▶ _WORK REQUIRED_
Locate each line containing the string "xlabel" and copy it out.

▶ _Records from a collection of figures_

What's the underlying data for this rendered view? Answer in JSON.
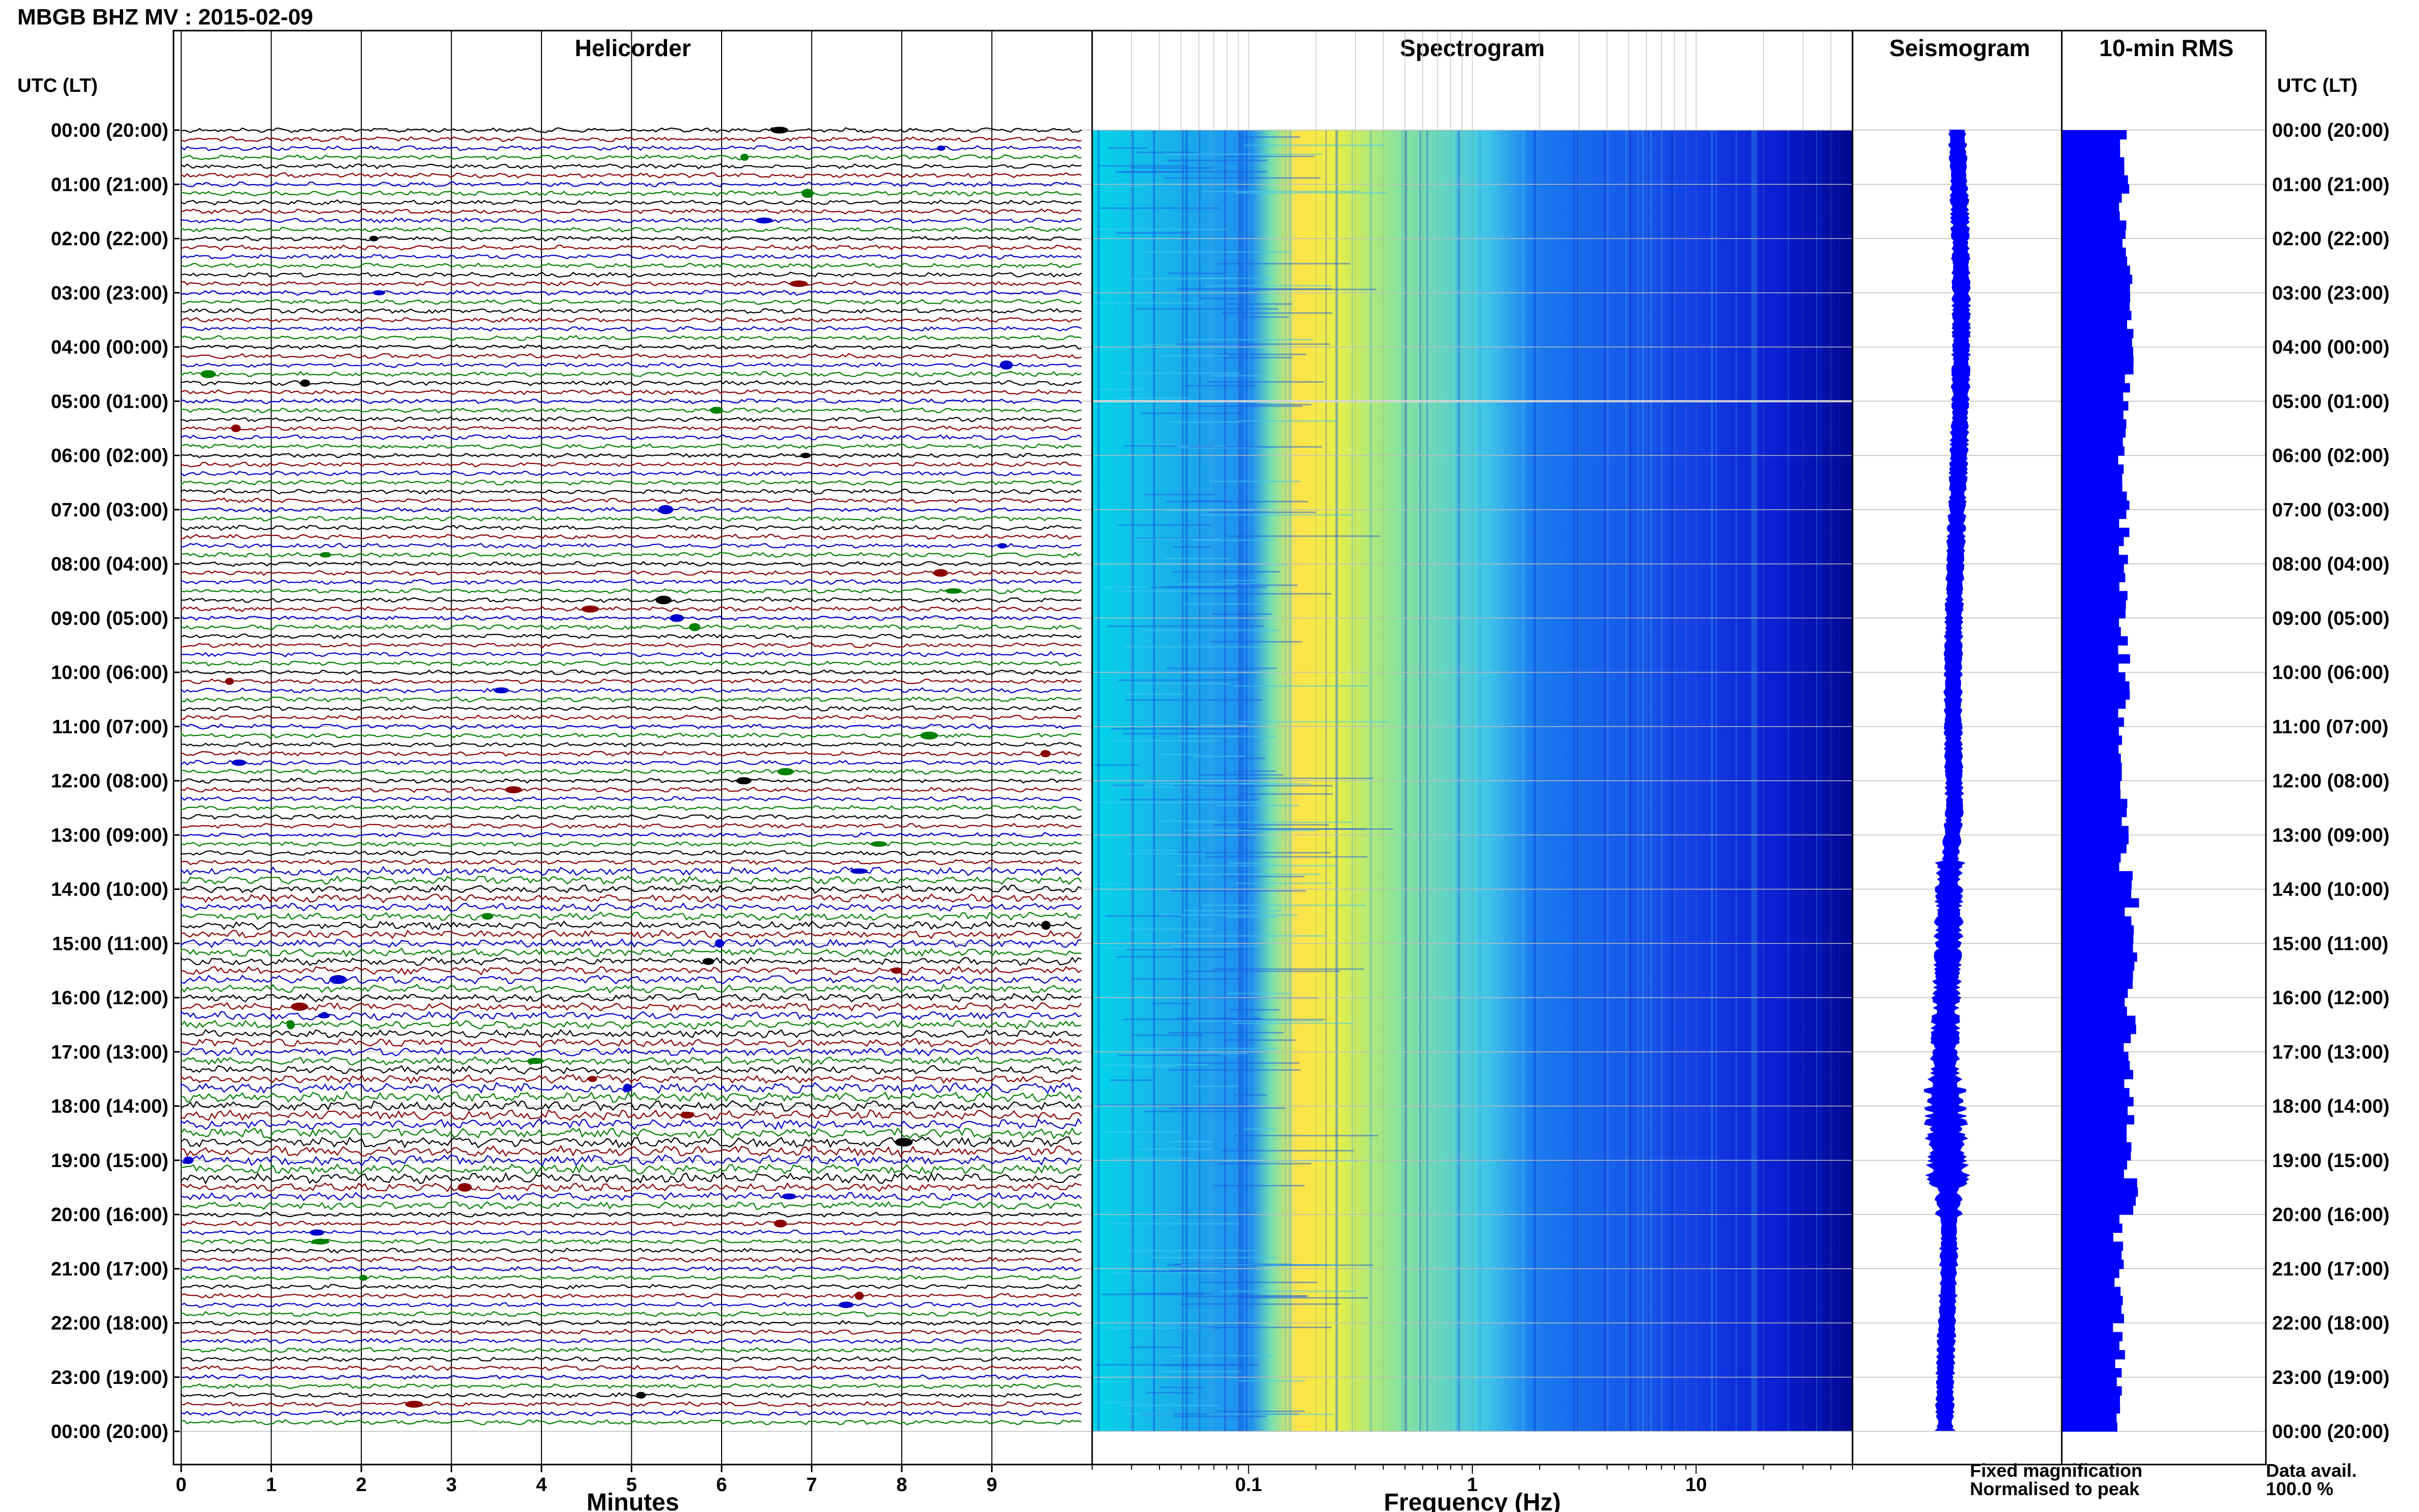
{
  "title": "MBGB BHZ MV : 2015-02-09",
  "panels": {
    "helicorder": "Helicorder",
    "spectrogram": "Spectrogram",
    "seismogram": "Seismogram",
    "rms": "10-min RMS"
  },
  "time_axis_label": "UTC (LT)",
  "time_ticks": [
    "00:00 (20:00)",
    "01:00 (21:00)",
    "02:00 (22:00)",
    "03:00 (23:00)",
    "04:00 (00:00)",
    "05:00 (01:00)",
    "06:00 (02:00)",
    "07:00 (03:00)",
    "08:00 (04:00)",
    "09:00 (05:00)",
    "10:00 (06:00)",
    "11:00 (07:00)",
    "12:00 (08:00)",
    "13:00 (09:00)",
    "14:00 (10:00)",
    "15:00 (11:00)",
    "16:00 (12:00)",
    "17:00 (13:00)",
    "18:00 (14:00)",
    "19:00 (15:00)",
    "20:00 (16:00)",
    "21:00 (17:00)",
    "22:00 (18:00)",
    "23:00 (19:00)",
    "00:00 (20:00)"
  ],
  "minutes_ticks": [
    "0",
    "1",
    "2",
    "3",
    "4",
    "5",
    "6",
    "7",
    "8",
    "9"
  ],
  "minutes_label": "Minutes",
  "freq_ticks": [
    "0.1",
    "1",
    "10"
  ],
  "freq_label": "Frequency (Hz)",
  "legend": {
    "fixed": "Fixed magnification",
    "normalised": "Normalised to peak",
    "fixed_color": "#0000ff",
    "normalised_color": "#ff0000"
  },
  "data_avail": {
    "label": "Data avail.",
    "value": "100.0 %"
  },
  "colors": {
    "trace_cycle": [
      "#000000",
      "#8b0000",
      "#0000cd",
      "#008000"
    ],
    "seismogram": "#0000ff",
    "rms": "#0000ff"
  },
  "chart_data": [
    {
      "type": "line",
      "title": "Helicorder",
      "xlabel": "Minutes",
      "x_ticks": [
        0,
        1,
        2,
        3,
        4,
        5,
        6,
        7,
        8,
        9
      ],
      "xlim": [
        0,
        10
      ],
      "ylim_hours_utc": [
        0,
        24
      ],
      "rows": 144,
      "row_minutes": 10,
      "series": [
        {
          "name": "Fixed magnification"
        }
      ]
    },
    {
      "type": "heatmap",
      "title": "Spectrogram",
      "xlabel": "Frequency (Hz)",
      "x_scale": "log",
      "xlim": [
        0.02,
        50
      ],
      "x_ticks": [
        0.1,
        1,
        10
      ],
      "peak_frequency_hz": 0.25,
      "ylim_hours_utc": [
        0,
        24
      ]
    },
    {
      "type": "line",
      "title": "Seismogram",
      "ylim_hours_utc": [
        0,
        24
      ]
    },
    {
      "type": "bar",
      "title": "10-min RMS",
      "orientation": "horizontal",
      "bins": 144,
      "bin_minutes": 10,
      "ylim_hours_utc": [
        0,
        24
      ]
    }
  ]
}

▶ _ANSWER TO THE PROBLEM_
      "xlabel": "Minutes",
      "xlabel": "Frequency (Hz)",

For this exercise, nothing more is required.